### What the task asks
Extract all lines from the data beneath that include the word "Login".

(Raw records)
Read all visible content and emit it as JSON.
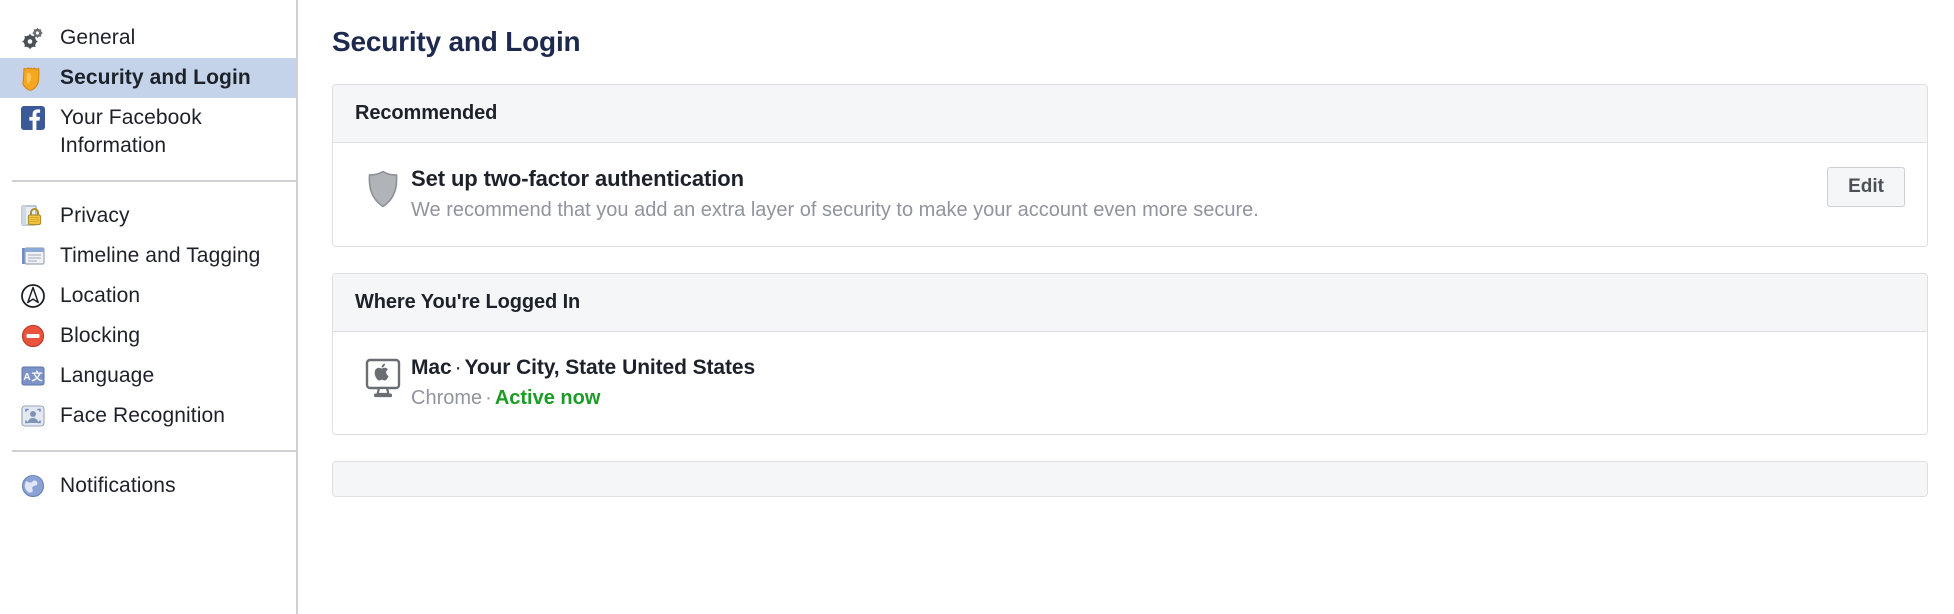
{
  "sidebar": {
    "groups": [
      {
        "items": [
          {
            "label": "General",
            "icon": "gears-icon",
            "active": false
          },
          {
            "label": "Security and Login",
            "icon": "shield-badge-icon",
            "active": true
          },
          {
            "label": "Your Facebook Information",
            "icon": "facebook-icon",
            "active": false
          }
        ]
      },
      {
        "items": [
          {
            "label": "Privacy",
            "icon": "lock-icon",
            "active": false
          },
          {
            "label": "Timeline and Tagging",
            "icon": "timeline-icon",
            "active": false
          },
          {
            "label": "Location",
            "icon": "compass-icon",
            "active": false
          },
          {
            "label": "Blocking",
            "icon": "block-icon",
            "active": false
          },
          {
            "label": "Language",
            "icon": "language-icon",
            "active": false
          },
          {
            "label": "Face Recognition",
            "icon": "face-recognition-icon",
            "active": false
          }
        ]
      },
      {
        "items": [
          {
            "label": "Notifications",
            "icon": "globe-icon",
            "active": false
          }
        ]
      }
    ]
  },
  "main": {
    "page_title": "Security and Login",
    "recommended": {
      "header": "Recommended",
      "item": {
        "icon": "shield-icon",
        "title": "Set up two-factor authentication",
        "description": "We recommend that you add an extra layer of security to make your account even more secure.",
        "action_label": "Edit"
      }
    },
    "logged_in": {
      "header": "Where You're Logged In",
      "session": {
        "icon": "mac-desktop-icon",
        "device": "Mac",
        "separator": "·",
        "city": "Your City, State",
        "country": "United States",
        "browser": "Chrome",
        "dot": "·",
        "status": "Active now"
      }
    },
    "next_section": {
      "header": ""
    }
  },
  "colors": {
    "accent": "#1d2a4d",
    "active_row": "#c4d3ea",
    "active_status": "#1c9c26",
    "muted_text": "#90949c",
    "border": "#dddfe2"
  }
}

### Response to the task
            "label": "Security and Login",
    "page_title": "Security and Login",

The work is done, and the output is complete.